## Task
Which lines hold the word "xlabel"? Copy each one.

-- begin Materials provided --

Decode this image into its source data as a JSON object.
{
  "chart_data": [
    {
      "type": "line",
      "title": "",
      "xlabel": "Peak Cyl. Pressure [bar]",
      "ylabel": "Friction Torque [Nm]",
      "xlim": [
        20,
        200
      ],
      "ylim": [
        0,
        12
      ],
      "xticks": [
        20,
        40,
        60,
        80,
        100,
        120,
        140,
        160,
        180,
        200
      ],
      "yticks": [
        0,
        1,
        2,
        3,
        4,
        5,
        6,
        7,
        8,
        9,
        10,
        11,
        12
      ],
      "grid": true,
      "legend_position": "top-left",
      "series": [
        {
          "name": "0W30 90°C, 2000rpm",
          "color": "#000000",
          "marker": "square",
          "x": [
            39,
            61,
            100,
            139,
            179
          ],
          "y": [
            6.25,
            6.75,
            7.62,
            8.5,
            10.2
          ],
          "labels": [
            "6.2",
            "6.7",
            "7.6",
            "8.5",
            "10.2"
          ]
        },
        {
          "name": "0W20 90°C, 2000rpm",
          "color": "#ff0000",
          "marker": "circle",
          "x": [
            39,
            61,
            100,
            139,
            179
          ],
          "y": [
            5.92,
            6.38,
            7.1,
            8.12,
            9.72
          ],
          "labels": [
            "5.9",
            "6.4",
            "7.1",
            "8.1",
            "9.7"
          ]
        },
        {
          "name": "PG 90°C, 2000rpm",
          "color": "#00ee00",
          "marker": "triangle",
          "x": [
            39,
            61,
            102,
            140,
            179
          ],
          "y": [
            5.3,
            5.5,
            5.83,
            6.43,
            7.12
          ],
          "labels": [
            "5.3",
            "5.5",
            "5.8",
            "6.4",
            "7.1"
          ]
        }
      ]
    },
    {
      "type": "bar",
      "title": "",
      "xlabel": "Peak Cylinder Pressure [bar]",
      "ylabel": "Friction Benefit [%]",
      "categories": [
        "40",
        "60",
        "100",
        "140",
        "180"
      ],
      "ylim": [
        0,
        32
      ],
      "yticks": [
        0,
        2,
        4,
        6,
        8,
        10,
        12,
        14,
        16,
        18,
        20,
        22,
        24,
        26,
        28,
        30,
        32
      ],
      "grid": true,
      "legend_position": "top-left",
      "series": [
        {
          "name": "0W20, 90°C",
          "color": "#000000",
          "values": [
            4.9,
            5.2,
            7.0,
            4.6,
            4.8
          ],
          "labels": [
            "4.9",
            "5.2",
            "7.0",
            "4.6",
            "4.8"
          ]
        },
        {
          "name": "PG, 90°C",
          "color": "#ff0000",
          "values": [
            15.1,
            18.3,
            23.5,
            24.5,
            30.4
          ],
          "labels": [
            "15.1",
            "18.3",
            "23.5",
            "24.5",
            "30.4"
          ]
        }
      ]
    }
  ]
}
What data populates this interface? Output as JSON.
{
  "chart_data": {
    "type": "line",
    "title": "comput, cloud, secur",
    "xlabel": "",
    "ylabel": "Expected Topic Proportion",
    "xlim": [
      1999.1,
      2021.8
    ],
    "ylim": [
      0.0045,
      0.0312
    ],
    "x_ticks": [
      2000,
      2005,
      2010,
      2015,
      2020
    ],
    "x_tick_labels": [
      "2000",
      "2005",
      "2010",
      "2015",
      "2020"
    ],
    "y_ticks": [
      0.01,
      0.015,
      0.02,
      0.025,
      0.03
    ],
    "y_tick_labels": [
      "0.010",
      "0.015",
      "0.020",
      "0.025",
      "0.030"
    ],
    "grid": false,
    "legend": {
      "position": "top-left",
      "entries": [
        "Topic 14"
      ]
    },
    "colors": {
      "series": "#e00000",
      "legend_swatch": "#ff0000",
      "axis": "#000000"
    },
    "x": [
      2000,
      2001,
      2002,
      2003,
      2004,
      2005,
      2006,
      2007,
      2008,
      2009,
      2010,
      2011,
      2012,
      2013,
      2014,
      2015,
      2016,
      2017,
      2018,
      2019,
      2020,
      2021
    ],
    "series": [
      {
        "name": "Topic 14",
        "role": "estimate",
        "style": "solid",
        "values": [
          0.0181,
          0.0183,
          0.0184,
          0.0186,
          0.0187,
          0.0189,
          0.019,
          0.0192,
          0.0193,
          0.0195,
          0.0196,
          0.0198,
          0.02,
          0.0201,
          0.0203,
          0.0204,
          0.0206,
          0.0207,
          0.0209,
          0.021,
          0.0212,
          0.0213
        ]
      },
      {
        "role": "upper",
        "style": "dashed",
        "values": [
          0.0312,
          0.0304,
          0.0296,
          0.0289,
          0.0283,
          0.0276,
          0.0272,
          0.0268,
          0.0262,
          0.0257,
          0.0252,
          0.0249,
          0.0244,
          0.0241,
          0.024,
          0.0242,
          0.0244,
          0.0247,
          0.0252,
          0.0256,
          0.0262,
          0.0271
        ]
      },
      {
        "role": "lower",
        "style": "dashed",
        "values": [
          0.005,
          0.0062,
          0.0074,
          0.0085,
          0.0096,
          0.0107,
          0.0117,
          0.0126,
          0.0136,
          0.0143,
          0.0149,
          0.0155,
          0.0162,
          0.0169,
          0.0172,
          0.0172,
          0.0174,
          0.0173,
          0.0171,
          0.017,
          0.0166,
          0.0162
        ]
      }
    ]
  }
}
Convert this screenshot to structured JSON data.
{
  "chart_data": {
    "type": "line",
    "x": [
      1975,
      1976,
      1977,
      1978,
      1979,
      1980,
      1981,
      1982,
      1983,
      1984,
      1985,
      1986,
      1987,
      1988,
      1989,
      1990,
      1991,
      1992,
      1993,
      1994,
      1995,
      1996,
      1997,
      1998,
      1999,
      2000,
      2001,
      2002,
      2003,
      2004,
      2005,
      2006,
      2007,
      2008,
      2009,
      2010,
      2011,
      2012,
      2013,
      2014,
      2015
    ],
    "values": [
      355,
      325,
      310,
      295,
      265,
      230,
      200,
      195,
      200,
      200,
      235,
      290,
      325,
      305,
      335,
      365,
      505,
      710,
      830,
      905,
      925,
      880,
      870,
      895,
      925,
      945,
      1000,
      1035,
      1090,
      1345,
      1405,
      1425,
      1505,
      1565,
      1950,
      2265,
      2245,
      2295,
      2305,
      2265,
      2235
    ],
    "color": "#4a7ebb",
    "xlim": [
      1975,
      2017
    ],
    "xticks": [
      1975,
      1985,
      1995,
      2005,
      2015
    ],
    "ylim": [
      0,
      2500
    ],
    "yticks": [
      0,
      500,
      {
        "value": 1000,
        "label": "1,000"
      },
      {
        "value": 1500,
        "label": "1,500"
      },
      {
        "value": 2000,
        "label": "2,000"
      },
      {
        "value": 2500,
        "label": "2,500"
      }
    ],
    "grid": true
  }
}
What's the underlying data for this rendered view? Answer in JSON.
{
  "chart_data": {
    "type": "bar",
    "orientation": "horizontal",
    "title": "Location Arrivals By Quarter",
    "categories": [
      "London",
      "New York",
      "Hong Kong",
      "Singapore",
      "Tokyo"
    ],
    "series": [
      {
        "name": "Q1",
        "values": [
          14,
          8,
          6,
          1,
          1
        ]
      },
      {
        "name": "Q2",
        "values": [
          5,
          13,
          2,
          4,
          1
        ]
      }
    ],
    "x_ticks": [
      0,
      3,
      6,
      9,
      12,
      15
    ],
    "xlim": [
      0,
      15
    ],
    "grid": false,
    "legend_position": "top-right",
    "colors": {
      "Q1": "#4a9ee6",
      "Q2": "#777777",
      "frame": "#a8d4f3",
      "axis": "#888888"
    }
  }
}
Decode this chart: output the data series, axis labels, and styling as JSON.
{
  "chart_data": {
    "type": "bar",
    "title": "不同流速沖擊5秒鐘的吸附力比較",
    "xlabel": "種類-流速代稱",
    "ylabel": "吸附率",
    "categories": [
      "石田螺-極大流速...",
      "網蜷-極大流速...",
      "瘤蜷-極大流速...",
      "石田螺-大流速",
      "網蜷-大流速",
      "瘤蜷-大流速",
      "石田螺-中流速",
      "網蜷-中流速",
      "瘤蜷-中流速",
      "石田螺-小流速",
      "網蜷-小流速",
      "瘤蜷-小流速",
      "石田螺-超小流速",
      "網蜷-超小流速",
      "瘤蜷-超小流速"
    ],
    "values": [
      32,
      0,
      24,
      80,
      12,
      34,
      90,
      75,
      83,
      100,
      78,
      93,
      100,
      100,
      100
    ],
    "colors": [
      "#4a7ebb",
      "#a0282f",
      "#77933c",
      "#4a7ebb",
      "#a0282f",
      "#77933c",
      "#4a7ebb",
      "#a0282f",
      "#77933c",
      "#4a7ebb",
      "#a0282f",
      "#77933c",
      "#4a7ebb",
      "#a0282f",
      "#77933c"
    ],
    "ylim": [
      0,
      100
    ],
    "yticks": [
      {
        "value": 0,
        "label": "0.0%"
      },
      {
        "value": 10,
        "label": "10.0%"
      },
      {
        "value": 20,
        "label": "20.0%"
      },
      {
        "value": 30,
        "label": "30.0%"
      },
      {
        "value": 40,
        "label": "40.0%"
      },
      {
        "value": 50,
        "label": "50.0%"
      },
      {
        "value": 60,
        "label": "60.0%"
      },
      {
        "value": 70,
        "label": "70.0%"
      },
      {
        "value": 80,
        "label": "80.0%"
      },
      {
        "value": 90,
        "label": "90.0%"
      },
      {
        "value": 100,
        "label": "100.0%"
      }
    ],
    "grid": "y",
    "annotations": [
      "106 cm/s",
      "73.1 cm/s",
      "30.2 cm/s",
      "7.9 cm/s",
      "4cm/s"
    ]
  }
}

-- end Materials provided --

## Response below
      "xlabel": "Peak Cyl. Pressure [bar]",
      "xlabel": "Peak Cylinder Pressure [bar]",
    "xlabel": "",
    "xlabel": "種類-流速代稱",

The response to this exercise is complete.